- [Written problem] Sort through the data and copy the lines holding the word "Anina".

### Data for the task

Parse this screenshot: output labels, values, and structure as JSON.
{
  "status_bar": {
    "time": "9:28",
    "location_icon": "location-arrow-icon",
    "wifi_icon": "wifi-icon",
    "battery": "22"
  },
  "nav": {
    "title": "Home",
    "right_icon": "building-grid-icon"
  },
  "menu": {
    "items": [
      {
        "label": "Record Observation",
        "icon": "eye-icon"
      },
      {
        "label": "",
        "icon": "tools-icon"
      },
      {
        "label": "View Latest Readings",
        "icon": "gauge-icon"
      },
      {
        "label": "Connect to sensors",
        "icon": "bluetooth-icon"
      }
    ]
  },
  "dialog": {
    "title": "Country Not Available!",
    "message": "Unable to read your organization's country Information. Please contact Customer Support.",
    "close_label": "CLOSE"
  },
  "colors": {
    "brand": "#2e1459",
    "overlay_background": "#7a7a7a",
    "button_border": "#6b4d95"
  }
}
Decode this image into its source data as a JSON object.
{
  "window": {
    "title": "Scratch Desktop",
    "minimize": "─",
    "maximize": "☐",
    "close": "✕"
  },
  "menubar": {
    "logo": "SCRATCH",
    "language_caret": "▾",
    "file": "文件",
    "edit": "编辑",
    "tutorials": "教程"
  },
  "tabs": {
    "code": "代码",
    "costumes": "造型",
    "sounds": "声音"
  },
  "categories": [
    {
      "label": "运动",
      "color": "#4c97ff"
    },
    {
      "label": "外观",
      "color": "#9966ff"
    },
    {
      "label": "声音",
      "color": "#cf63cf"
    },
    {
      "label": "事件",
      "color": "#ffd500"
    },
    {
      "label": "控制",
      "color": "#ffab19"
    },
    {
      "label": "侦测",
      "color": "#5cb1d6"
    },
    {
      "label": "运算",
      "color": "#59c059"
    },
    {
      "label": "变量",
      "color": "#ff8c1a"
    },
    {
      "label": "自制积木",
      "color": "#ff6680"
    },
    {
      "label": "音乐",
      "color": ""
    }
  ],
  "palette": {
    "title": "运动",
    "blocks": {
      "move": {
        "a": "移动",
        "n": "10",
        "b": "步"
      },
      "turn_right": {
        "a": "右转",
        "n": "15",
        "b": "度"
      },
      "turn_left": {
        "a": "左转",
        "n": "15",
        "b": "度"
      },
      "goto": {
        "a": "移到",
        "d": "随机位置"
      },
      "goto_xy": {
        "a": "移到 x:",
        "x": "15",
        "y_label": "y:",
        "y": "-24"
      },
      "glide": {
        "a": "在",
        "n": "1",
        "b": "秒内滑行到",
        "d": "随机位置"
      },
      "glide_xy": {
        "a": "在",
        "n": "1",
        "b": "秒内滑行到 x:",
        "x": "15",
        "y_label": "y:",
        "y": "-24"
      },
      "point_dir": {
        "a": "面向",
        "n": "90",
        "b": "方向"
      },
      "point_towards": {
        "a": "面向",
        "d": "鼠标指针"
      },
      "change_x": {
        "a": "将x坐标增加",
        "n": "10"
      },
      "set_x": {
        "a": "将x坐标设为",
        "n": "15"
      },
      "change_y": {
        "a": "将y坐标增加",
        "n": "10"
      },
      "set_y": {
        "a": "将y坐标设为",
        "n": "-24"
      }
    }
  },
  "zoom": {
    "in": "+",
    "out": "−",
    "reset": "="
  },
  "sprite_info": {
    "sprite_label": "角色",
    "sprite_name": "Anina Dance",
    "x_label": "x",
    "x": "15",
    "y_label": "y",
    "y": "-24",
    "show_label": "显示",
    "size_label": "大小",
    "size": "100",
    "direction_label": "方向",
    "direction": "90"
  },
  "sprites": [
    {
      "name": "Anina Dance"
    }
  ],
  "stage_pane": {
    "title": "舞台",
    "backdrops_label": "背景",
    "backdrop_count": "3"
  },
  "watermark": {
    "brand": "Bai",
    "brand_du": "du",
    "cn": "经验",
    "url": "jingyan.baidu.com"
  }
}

######
### Data for the task

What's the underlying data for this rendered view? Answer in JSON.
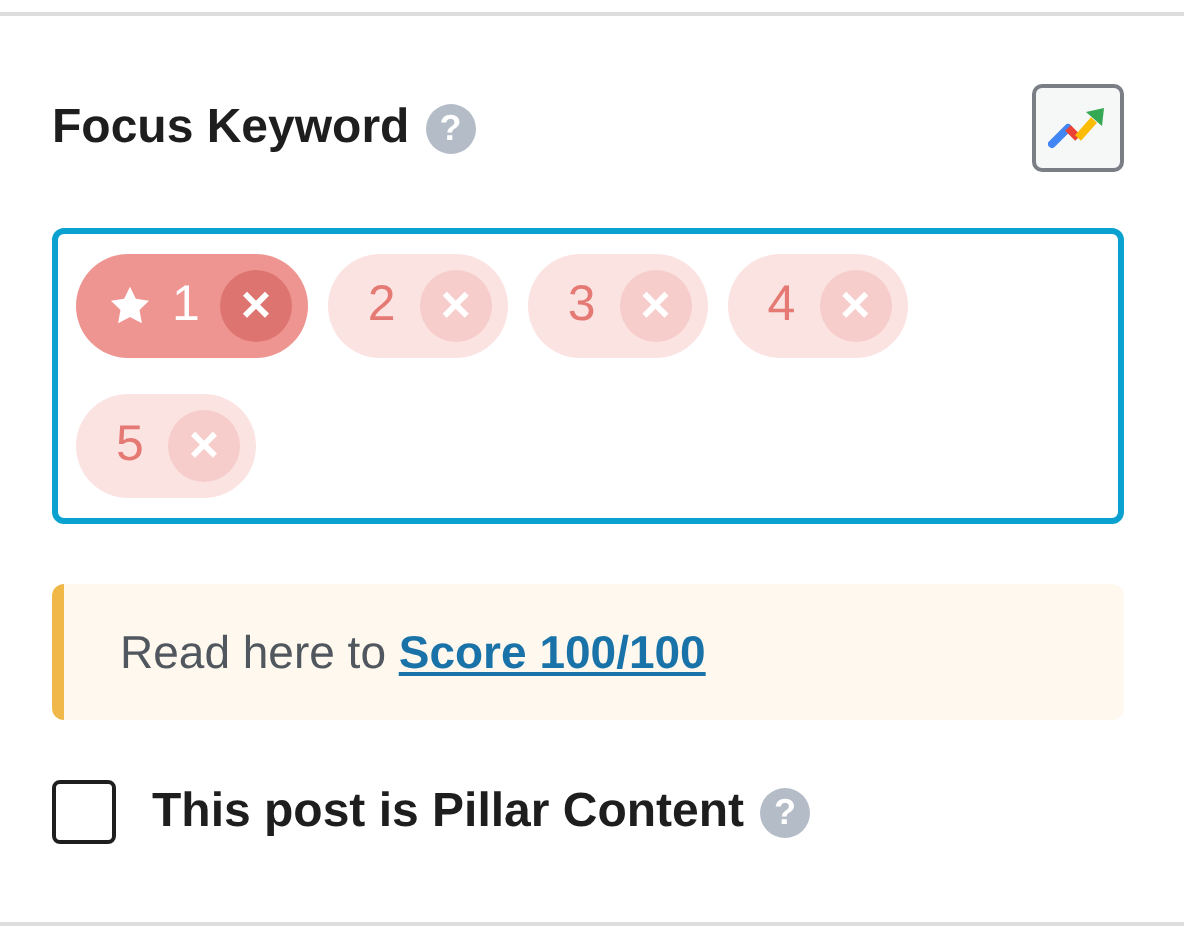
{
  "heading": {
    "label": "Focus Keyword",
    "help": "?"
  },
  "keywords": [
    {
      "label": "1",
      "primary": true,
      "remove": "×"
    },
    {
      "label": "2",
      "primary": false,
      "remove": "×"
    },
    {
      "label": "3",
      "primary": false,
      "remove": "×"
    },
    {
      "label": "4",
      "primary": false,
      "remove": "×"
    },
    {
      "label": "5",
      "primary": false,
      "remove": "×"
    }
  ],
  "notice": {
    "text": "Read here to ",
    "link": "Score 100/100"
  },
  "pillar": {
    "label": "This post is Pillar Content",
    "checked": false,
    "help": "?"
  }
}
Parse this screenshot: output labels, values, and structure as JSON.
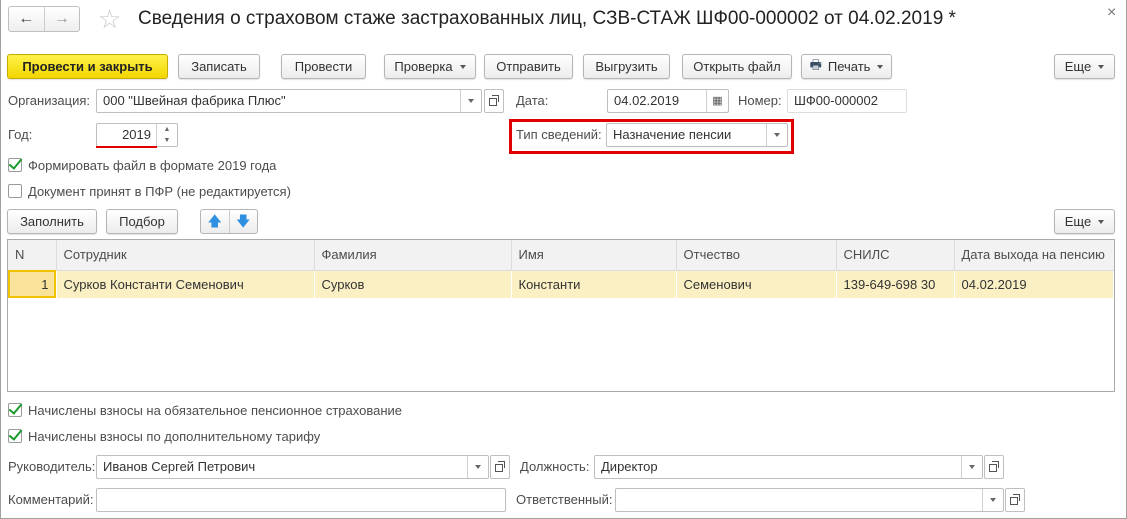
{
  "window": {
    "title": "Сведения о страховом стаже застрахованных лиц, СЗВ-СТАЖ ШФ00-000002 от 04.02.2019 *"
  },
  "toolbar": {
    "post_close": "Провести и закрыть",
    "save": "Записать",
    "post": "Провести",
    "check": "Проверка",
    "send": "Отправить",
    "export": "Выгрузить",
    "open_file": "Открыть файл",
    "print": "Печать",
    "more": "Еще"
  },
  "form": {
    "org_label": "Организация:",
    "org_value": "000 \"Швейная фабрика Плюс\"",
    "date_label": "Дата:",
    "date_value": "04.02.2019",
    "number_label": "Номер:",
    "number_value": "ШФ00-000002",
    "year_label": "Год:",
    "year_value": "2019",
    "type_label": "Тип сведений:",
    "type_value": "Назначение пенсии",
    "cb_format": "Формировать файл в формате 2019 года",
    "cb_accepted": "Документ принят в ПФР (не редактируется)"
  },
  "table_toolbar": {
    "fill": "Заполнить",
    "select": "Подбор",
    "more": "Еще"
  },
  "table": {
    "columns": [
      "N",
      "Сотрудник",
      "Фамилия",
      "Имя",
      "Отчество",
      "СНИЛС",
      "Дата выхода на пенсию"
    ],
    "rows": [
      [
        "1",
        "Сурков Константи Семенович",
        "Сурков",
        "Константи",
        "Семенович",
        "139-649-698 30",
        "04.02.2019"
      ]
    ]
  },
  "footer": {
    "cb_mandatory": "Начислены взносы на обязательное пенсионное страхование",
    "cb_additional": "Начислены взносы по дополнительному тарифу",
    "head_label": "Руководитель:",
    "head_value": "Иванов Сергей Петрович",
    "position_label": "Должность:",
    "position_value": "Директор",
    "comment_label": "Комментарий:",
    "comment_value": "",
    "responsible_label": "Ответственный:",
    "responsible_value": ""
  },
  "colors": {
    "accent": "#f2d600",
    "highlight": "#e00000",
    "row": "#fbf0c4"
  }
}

######
### Data for the task

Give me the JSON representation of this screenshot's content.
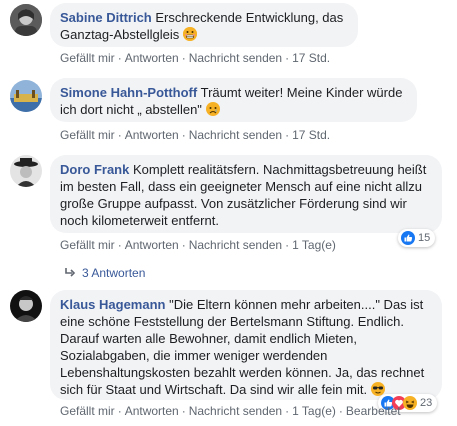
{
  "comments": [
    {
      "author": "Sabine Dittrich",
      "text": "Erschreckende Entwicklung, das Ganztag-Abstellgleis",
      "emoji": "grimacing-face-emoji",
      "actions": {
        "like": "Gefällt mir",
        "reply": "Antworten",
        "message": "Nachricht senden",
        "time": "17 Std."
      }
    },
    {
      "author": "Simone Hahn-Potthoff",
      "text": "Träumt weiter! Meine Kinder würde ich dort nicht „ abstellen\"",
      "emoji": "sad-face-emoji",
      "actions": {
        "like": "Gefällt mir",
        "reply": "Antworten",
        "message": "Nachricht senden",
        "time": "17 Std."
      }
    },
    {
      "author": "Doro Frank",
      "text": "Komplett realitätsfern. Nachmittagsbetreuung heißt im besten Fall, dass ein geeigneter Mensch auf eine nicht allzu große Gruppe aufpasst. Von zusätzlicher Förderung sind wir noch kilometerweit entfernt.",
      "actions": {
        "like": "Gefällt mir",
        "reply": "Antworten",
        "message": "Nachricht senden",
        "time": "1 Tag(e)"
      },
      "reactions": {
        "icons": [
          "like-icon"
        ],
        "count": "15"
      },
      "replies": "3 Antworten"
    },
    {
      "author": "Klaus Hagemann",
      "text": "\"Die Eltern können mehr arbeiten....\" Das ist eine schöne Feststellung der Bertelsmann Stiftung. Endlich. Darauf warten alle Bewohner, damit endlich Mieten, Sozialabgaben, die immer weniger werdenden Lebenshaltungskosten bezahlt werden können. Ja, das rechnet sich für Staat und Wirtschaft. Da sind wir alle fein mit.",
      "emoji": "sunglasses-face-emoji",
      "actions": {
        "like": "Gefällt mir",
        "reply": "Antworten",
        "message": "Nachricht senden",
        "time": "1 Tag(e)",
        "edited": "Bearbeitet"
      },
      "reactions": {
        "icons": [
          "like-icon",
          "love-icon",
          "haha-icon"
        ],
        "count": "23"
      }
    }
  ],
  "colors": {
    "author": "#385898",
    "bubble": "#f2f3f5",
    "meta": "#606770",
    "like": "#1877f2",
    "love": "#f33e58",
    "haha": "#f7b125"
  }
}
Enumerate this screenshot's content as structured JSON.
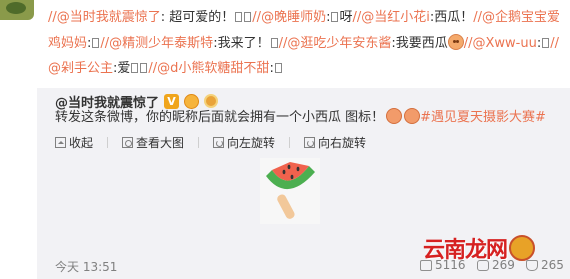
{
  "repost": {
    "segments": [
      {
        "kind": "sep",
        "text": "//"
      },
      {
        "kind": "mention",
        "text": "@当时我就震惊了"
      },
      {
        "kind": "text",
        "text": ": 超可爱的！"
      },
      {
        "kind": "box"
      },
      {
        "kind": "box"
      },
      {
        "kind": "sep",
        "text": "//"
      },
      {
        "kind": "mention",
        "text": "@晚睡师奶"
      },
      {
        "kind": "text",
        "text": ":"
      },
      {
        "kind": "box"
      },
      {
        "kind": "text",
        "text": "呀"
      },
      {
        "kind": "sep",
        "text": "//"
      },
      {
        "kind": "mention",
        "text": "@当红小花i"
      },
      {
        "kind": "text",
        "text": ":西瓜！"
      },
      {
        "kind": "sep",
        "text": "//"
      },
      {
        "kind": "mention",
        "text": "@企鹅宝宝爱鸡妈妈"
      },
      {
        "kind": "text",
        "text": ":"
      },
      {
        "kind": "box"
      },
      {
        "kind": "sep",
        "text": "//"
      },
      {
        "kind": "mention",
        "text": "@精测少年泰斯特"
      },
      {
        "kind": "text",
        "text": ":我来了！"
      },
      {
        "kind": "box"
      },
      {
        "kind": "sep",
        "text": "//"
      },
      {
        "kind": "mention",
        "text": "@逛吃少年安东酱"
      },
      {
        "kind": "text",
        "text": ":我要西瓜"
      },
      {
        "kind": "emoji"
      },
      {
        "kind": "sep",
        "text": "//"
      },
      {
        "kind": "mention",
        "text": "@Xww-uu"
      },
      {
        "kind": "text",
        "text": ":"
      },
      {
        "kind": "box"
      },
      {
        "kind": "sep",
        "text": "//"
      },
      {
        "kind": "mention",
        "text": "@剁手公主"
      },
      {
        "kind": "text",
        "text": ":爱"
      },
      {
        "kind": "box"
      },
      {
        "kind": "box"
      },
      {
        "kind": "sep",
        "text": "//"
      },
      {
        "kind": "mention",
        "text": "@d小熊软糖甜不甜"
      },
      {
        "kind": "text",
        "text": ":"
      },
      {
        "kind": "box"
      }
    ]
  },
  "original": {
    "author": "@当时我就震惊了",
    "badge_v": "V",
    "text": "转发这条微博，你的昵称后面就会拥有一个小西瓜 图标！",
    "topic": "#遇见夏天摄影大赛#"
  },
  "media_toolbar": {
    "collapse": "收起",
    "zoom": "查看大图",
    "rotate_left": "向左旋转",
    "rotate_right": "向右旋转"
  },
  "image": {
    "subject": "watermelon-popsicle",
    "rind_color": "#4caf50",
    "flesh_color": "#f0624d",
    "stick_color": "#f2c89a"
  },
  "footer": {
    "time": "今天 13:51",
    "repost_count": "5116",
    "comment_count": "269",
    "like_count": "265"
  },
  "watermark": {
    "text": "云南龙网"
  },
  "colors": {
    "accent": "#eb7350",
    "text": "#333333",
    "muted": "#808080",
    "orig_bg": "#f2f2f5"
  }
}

######

- [The response]
    "sprite_name": "Anina Dance",
      "name": "Anina Dance"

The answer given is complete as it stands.